» **Exercise instructions**
Copy out each line of the listing that has the word "Francisco" in it.

++++

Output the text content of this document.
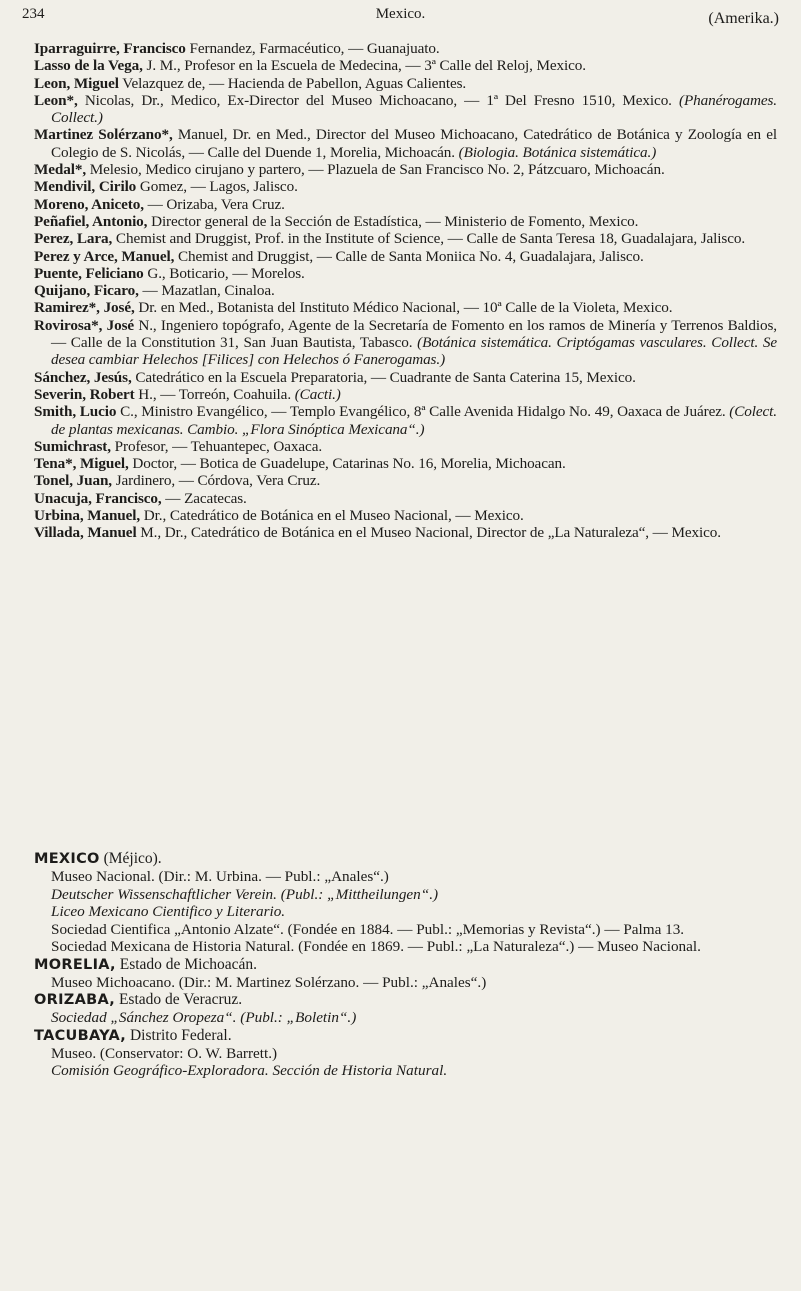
234	Mexico.	(Amerika.)
Iparraguirre, Francisco Fernandez, Farmacéutico, — Guanajuato.
Lasso de la Vega, J. M., Profesor en la Escuela de Medecina, — 3ª Calle del Reloj, Mexico.
Leon, Miguel Velazquez de, — Hacienda de Pabellon, Aguas Calientes.
Leon*, Nicolas, Dr., Medico, Ex-Director del Museo Michoacano, — 1ª Del Fresno 1510, Mexico. (Phanérogames. Collect.)
Martinez Solérzano*, Manuel, Dr. en Med., Director del Museo Michoacano, Catedrático de Botánica y Zoología en el Colegio de S. Nicolás, — Calle del Duende 1, Morelia, Michoacán. (Biologia. Botánica sistemática.)
Medal*, Melesio, Medico cirujano y partero, — Plazuela de San Francisco No. 2, Pátzcuaro, Michoacán.
Mendivil, Cirilo Gomez, — Lagos, Jalisco.
Moreno, Aniceto, — Orizaba, Vera Cruz.
Peñafiel, Antonio, Director general de la Sección de Estadística, — Ministerio de Fomento, Mexico.
Perez, Lara, Chemist and Druggist, Prof. in the Institute of Science, — Calle de Santa Teresa 18, Guadalajara, Jalisco.
Perez y Arce, Manuel, Chemist and Druggist, — Calle de Santa Moniica No. 4, Guadalajara, Jalisco.
Puente, Feliciano G., Boticario, — Morelos.
Quijano, Ficaro, — Mazatlan, Cinaloa.
Ramirez*, José, Dr. en Med., Botanista del Instituto Médico Nacional, — 10ª Calle de la Violeta, Mexico.
Rovirosa*, José N., Ingeniero topógrafo, Agente de la Secretaría de Fomento en los ramos de Minería y Terrenos Baldios, — Calle de la Constitution 31, San Juan Bautista, Tabasco. (Botánica sistemática. Criptógamas vasculares. Collect. Se desea cambiar Helechos [Filices] con Helechos ó Fanerogamas.)
Sánchez, Jesús, Catedrático en la Escuela Preparatoria, — Cuadrante de Santa Caterina 15, Mexico.
Severin, Robert H., — Torreón, Coahuila. (Cacti.)
Smith, Lucio C., Ministro Evangélico, — Templo Evangélico, 8ª Calle Avenida Hidalgo No. 49, Oaxaca de Juárez. (Colect. de plantas mexicanas. Cambio. „Flora Sinóptica Mexicana“.)
Sumichrast, Profesor, — Tehuantepec, Oaxaca.
Tena*, Miguel, Doctor, — Botica de Guadelupe, Catarinas No. 16, Morelia, Michoacan.
Tonel, Juan, Jardinero, — Córdova, Vera Cruz.
Unacuja, Francisco, — Zacatecas.
Urbina, Manuel, Dr., Catedrático de Botánica en el Museo Nacional, — Mexico.
Villada, Manuel M., Dr., Catedrático de Botánica en el Museo Nacional, Director de „La Naturaleza“, — Mexico.
MEXICO (Méjico).
Museo Nacional. (Dir.: M. Urbina. — Publ.: „Anales“.)
Deutscher Wissenschaftlicher Verein. (Publ.: „Mittheilungen“.)
Liceo Mexicano Cientifico y Literario.
Sociedad Cientifica „Antonio Alzate“. (Fondée en 1884. — Publ.: „Memorias y Revista“.) — Palma 13.
Sociedad Mexicana de Historia Natural. (Fondée en 1869. — Publ.: „La Naturaleza“.) — Museo Nacional.
MORELIA, Estado de Michoacán.
Museo Michoacano. (Dir.: M. Martinez Solérzano. — Publ.: „Anales“.)
ORIZABA, Estado de Veracruz.
Sociedad „Sánchez Oropeza“. (Publ.: „Boletin“.)
TACUBAYA, Distrito Federal.
Museo. (Conservator: O. W. Barrett.)
Comisión Geográfico-Exploradora. Sección de Historia Natural.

++++

» **Output below**
Iparraguirre, Francisco Fernandez, Farmacéutico, — Guanajuato.
Medal*, Melesio, Medico cirujano y partero, — Plazuela de San Francisco No. 2, Pátzcuaro, Michoacán.
Unacuja, Francisco, — Zacatecas.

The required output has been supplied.